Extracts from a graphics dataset
____

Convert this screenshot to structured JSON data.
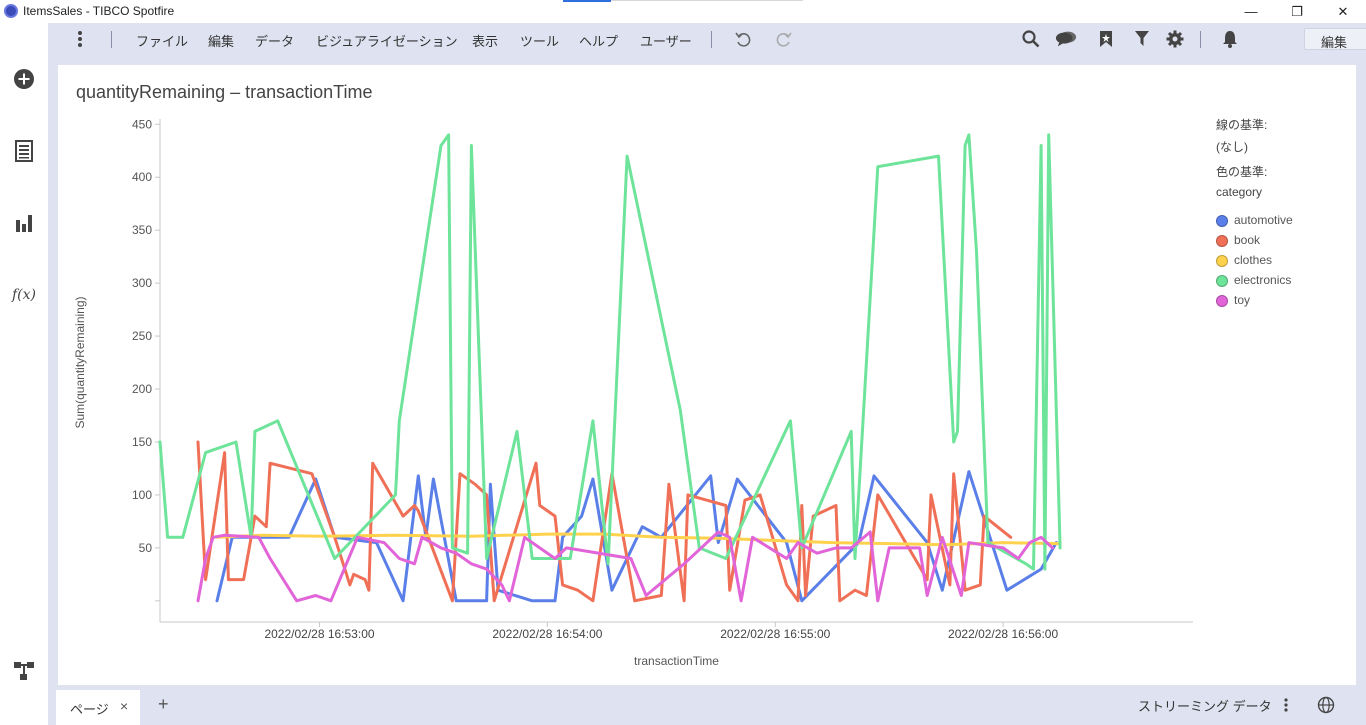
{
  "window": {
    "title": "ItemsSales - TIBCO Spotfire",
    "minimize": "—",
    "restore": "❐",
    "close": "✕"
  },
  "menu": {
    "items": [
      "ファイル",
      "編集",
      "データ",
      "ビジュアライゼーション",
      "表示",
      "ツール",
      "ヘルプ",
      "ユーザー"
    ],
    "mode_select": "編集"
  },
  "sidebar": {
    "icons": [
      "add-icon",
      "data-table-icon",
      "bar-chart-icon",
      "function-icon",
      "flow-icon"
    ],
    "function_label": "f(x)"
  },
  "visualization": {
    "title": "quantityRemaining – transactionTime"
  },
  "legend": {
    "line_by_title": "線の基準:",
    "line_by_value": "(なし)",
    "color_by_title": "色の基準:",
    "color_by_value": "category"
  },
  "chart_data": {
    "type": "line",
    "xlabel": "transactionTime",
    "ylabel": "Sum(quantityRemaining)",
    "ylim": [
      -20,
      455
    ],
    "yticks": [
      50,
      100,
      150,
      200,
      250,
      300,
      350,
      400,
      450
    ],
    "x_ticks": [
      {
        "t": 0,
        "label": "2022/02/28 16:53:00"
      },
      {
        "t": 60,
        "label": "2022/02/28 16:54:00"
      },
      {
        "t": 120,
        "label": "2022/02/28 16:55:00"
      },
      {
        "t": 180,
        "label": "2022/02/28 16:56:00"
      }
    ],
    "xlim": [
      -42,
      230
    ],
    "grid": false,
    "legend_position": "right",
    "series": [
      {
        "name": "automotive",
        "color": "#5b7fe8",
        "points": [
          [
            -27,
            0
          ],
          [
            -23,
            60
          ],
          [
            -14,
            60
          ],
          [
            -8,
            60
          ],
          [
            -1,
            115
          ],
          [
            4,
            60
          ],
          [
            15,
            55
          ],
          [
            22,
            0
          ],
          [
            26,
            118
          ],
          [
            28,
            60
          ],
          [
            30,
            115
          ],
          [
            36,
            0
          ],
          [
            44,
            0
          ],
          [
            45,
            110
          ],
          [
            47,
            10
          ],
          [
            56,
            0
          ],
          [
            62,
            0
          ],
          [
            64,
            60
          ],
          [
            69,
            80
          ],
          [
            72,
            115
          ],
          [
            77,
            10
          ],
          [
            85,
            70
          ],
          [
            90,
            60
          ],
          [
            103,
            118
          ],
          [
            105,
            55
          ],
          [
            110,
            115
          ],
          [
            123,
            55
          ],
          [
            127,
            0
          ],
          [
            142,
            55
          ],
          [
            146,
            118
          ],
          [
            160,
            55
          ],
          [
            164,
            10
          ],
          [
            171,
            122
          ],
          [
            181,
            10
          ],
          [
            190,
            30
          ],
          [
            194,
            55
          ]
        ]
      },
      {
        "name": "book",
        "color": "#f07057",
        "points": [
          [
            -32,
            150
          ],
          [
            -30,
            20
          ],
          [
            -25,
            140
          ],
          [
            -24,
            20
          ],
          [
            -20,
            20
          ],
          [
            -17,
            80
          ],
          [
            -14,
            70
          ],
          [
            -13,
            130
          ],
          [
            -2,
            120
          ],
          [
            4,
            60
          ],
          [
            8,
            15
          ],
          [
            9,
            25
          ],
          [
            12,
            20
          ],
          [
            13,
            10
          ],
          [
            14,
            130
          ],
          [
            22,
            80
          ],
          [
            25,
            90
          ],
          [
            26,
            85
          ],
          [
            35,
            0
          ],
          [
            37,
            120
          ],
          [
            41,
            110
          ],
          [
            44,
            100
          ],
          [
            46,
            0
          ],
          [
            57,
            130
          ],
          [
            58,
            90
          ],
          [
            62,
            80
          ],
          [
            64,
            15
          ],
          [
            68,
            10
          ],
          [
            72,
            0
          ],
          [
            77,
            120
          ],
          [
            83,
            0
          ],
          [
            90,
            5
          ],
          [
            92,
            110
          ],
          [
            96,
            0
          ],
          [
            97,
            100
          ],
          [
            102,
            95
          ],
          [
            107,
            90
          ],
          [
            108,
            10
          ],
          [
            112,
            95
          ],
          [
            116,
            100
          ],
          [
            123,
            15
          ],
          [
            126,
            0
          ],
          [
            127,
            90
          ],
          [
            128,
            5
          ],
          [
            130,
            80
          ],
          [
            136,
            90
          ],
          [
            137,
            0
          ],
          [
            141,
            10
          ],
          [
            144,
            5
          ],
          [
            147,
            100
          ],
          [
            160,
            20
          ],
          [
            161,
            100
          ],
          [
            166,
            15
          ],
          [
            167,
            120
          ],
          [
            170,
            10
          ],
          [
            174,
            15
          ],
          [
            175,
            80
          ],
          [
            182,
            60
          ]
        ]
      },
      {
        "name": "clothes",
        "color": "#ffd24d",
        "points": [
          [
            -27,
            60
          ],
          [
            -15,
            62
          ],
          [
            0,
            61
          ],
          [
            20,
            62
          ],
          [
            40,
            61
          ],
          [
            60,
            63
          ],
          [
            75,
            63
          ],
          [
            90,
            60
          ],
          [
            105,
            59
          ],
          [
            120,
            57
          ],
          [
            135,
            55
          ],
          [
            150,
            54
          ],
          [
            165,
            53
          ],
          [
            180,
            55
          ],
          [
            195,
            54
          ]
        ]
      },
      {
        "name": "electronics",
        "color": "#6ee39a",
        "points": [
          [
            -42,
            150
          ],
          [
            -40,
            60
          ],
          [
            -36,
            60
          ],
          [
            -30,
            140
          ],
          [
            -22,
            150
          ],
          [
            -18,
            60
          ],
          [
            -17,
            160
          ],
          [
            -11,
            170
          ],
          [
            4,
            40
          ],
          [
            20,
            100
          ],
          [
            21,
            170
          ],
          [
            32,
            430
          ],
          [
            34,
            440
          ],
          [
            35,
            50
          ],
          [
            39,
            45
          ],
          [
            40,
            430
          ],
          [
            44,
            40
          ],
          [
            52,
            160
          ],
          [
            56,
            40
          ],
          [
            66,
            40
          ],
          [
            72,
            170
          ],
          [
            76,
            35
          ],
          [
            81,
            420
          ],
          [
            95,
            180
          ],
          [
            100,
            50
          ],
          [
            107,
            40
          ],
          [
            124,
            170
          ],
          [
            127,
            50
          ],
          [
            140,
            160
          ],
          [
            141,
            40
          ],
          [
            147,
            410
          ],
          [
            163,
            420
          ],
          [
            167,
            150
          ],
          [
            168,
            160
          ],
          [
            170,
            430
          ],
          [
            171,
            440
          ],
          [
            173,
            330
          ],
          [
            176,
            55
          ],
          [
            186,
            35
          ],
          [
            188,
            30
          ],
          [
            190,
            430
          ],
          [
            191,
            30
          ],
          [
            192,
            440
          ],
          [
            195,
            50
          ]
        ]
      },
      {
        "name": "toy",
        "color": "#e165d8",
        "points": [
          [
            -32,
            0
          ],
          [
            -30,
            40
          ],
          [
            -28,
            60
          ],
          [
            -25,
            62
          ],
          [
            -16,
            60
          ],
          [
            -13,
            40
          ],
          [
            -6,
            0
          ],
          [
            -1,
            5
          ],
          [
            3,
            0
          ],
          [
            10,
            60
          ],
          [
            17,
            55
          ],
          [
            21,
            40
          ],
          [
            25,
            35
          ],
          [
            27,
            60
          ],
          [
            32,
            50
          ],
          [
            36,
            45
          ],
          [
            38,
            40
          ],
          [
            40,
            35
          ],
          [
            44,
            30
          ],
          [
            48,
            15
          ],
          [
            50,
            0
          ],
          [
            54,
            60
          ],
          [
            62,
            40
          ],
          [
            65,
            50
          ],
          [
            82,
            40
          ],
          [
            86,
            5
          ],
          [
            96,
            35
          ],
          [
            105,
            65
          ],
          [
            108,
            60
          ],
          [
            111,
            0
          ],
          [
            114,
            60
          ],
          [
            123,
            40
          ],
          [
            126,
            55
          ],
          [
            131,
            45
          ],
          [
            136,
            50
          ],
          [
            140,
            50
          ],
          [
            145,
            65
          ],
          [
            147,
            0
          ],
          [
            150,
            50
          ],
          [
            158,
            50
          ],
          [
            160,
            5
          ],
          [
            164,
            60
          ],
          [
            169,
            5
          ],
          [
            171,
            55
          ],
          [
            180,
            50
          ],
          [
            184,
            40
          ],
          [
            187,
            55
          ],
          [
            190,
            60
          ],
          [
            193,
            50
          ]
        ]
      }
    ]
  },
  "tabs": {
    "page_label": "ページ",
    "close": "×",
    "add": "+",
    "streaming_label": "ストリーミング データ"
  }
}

____

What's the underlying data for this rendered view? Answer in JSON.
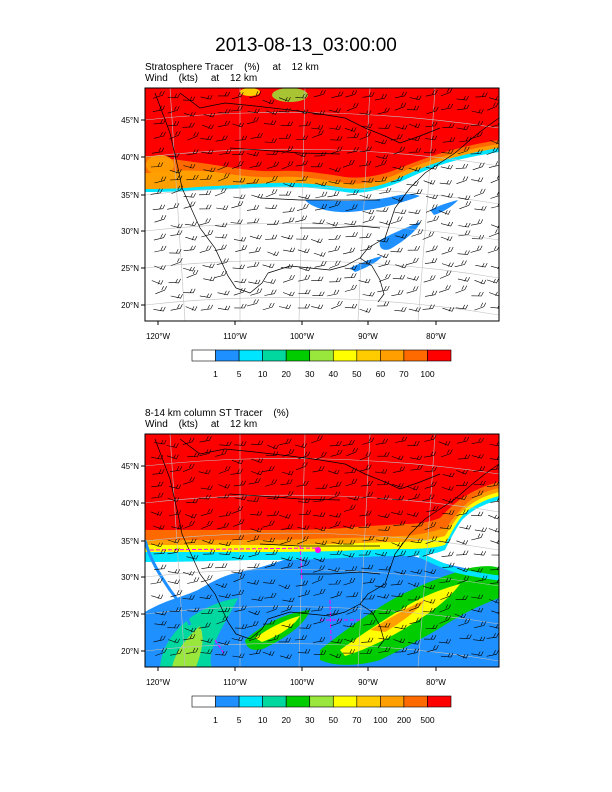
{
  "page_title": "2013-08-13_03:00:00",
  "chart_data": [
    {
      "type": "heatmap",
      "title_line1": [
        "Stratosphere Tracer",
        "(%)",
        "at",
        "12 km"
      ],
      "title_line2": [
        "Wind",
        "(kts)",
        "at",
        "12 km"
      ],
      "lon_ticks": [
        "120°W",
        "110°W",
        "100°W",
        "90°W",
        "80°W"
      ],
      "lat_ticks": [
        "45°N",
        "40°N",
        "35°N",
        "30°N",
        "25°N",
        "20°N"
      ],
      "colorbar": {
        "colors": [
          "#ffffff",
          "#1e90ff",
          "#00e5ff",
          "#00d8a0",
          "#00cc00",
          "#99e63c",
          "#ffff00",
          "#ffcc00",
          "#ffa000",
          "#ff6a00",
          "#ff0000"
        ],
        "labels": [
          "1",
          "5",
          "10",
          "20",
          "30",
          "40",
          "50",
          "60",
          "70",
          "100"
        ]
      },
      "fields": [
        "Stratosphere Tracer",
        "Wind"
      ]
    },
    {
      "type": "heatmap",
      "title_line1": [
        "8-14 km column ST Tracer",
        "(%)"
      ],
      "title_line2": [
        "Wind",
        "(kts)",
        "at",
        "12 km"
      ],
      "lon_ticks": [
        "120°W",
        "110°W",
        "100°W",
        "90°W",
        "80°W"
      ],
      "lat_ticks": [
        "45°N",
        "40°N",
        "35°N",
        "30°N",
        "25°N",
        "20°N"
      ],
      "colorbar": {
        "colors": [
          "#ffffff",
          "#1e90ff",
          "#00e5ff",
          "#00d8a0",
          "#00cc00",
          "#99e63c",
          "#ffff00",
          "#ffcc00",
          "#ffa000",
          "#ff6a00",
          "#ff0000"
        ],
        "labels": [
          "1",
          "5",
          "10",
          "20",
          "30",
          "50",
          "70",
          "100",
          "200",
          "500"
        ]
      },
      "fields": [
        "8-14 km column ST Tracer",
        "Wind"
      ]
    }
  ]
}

____

TASK TO CARRY OUT. Pull out every line containing "name".

REPLY.
        "name": "automotive",
        "name": "book",
        "name": "clothes",
        "name": "electronics",
        "name": "toy",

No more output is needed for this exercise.